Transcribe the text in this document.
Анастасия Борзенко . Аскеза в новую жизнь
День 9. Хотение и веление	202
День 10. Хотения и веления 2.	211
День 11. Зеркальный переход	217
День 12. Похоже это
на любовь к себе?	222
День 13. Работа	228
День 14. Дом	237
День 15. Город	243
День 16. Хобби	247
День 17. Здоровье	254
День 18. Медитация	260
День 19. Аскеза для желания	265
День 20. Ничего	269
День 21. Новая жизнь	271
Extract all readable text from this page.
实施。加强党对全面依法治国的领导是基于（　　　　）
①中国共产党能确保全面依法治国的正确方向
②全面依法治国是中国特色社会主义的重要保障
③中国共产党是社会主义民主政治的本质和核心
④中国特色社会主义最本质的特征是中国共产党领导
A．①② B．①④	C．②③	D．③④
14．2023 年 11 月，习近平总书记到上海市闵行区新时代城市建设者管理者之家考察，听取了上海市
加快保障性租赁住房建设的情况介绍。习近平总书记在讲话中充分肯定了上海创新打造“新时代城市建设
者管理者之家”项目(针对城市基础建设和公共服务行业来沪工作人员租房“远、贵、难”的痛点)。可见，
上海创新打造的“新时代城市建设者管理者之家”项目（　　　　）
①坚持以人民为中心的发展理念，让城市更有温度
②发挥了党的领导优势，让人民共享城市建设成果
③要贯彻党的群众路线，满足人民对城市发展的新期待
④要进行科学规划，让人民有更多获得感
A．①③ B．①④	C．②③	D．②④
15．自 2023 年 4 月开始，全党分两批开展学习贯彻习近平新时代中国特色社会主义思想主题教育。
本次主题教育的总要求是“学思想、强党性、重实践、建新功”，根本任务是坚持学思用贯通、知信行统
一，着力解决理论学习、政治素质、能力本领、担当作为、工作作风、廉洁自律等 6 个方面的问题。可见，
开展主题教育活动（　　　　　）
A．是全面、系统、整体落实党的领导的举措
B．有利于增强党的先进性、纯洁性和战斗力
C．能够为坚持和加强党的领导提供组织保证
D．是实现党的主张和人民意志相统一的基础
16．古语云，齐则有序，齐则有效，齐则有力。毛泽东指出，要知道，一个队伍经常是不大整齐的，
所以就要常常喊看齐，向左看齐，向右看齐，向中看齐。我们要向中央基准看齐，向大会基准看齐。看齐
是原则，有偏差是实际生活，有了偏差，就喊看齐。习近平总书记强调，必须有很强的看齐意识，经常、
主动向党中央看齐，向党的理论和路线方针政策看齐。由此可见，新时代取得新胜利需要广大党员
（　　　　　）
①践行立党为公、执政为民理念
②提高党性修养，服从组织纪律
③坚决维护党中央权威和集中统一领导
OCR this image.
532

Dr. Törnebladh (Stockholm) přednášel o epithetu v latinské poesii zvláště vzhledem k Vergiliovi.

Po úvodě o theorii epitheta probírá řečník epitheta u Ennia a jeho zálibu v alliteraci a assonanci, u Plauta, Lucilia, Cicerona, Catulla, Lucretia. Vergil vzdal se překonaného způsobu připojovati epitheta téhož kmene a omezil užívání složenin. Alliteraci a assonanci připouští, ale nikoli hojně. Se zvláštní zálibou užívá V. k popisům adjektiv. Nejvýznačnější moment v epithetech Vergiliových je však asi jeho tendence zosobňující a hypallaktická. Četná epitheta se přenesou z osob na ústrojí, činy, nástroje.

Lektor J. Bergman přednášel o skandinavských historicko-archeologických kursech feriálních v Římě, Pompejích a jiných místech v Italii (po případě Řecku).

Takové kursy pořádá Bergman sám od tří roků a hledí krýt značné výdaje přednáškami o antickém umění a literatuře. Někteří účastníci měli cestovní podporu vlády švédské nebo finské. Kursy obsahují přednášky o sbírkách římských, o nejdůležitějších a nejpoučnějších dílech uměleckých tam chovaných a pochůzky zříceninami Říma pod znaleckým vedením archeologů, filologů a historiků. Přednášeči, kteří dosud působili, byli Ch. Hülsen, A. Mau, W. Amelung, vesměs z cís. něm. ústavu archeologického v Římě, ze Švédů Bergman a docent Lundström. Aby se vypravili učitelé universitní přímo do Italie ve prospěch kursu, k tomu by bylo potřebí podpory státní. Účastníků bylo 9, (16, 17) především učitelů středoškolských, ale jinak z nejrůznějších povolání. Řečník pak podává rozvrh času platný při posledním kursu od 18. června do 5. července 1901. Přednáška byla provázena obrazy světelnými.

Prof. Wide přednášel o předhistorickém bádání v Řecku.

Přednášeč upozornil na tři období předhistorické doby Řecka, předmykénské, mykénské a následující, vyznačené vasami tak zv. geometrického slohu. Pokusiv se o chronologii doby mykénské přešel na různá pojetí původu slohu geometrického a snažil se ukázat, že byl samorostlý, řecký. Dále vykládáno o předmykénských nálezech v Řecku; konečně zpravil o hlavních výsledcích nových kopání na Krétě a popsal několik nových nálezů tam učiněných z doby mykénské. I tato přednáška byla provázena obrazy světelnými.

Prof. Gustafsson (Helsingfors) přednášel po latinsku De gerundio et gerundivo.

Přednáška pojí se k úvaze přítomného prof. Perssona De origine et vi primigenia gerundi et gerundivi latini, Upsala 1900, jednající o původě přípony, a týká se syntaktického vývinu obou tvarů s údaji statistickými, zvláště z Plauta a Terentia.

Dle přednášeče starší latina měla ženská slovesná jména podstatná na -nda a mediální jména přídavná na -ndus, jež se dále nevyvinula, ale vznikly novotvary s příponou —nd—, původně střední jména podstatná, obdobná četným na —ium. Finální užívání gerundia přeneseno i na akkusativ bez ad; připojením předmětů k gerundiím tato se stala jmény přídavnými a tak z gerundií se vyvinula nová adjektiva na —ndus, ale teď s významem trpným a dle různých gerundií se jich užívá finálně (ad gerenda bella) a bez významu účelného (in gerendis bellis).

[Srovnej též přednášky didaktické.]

|---|

• [EXERCISE PROMPT]: Every line of the data above should be copied exactly.

• [EXPECTED ANSWER]:
Transcribe the text in this document.
Анастасия Борзенко . Аскеза в новую жизнь
День 9. Хотение и веление	202
День 10. Хотения и веления 2.	211
День 11. Зеркальный переход	217
День 12. Похоже это
на любовь к себе?	222
День 13. Работа	228
День 14. Дом	237
День 15. Город	243
День 16. Хобби	247
День 17. Здоровье	254
День 18. Медитация	260
День 19. Аскеза для желания	265
День 20. Ничего	269
День 21. Новая жизнь	271
Extract all readable text from this page.
实施。加强党对全面依法治国的领导是基于（　　　　）
①中国共产党能确保全面依法治国的正确方向
②全面依法治国是中国特色社会主义的重要保障
③中国共产党是社会主义民主政治的本质和核心
④中国特色社会主义最本质的特征是中国共产党领导
A．①② B．①④	C．②③	D．③④
14．2023 年 11 月，习近平总书记到上海市闵行区新时代城市建设者管理者之家考察，听取了上海市
加快保障性租赁住房建设的情况介绍。习近平总书记在讲话中充分肯定了上海创新打造“新时代城市建设
者管理者之家”项目(针对城市基础建设和公共服务行业来沪工作人员租房“远、贵、难”的痛点)。可见，
上海创新打造的“新时代城市建设者管理者之家”项目（　　　　）
①坚持以人民为中心的发展理念，让城市更有温度
②发挥了党的领导优势，让人民共享城市建设成果
③要贯彻党的群众路线，满足人民对城市发展的新期待
④要进行科学规划，让人民有更多获得感
A．①③ B．①④	C．②③	D．②④
15．自 2023 年 4 月开始，全党分两批开展学习贯彻习近平新时代中国特色社会主义思想主题教育。
本次主题教育的总要求是“学思想、强党性、重实践、建新功”，根本任务是坚持学思用贯通、知信行统
一，着力解决理论学习、政治素质、能力本领、担当作为、工作作风、廉洁自律等 6 个方面的问题。可见，
开展主题教育活动（　　　　　）
A．是全面、系统、整体落实党的领导的举措
B．有利于增强党的先进性、纯洁性和战斗力
C．能够为坚持和加强党的领导提供组织保证
D．是实现党的主张和人民意志相统一的基础
16．古语云，齐则有序，齐则有效，齐则有力。毛泽东指出，要知道，一个队伍经常是不大整齐的，
所以就要常常喊看齐，向左看齐，向右看齐，向中看齐。我们要向中央基准看齐，向大会基准看齐。看齐
是原则，有偏差是实际生活，有了偏差，就喊看齐。习近平总书记强调，必须有很强的看齐意识，经常、
主动向党中央看齐，向党的理论和路线方针政策看齐。由此可见，新时代取得新胜利需要广大党员
（　　　　　）
①践行立党为公、执政为民理念
②提高党性修养，服从组织纪律
③坚决维护党中央权威和集中统一领导
OCR this image.
532

Dr. Törnebladh (Stockholm) přednášel o epithetu v latinské poesii zvláště vzhledem k Vergiliovi.

Po úvodě o theorii epitheta probírá řečník epitheta u Ennia a jeho zálibu v alliteraci a assonanci, u Plauta, Lucilia, Cicerona, Catulla, Lucretia. Vergil vzdal se překonaného způsobu připojovati epitheta téhož kmene a omezil užívání složenin. Alliteraci a assonanci připouští, ale nikoli hojně. Se zvláštní zálibou užívá V. k popisům adjektiv. Nejvýznačnější moment v epithetech Vergiliových je však asi jeho tendence zosobňující a hypallaktická. Četná epitheta se přenesou z osob na ústrojí, činy, nástroje.

Lektor J. Bergman přednášel o skandinavských historicko-archeologických kursech feriálních v Římě, Pompejích a jiných místech v Italii (po případě Řecku).

Takové kursy pořádá Bergman sám od tří roků a hledí krýt značné výdaje přednáškami o antickém umění a literatuře. Někteří účastníci měli cestovní podporu vlády švédské nebo finské. Kursy obsahují přednášky o sbírkách římských, o nejdůležitějších a nejpoučnějších dílech uměleckých tam chovaných a pochůzky zříceninami Říma pod znaleckým vedením archeologů, filologů a historiků. Přednášeči, kteří dosud působili, byli Ch. Hülsen, A. Mau, W. Amelung, vesměs z cís. něm. ústavu archeologického v Římě, ze Švédů Bergman a docent Lundström. Aby se vypravili učitelé universitní přímo do Italie ve prospěch kursu, k tomu by bylo potřebí podpory státní. Účastníků bylo 9, (16, 17) především učitelů středoškolských, ale jinak z nejrůznějších povolání. Řečník pak podává rozvrh času platný při posledním kursu od 18. června do 5. července 1901. Přednáška byla provázena obrazy světelnými.

Prof. Wide přednášel o předhistorickém bádání v Řecku.

Přednášeč upozornil na tři období předhistorické doby Řecka, předmykénské, mykénské a následující, vyznačené vasami tak zv. geometrického slohu. Pokusiv se o chronologii doby mykénské přešel na různá pojetí původu slohu geometrického a snažil se ukázat, že byl samorostlý, řecký. Dále vykládáno o předmykénských nálezech v Řecku; konečně zpravil o hlavních výsledcích nových kopání na Krétě a popsal několik nových nálezů tam učiněných z doby mykénské. I tato přednáška byla provázena obrazy světelnými.

Prof. Gustafsson (Helsingfors) přednášel po latinsku De gerundio et gerundivo.

Přednáška pojí se k úvaze přítomného prof. Perssona De origine et vi primigenia gerundi et gerundivi latini, Upsala 1900, jednající o původě přípony, a týká se syntaktického vývinu obou tvarů s údaji statistickými, zvláště z Plauta a Terentia.

Dle přednášeče starší latina měla ženská slovesná jména podstatná na -nda a mediální jména přídavná na -ndus, jež se dále nevyvinula, ale vznikly novotvary s příponou —nd—, původně střední jména podstatná, obdobná četným na —ium. Finální užívání gerundia přeneseno i na akkusativ bez ad; připojením předmětů k gerundiím tato se stala jmény přídavnými a tak z gerundií se vyvinula nová adjektiva na —ndus, ale teď s významem trpným a dle různých gerundií se jich užívá finálně (ad gerenda bella) a bez významu účelného (in gerendis bellis).

[Srovnej též přednášky didaktické.]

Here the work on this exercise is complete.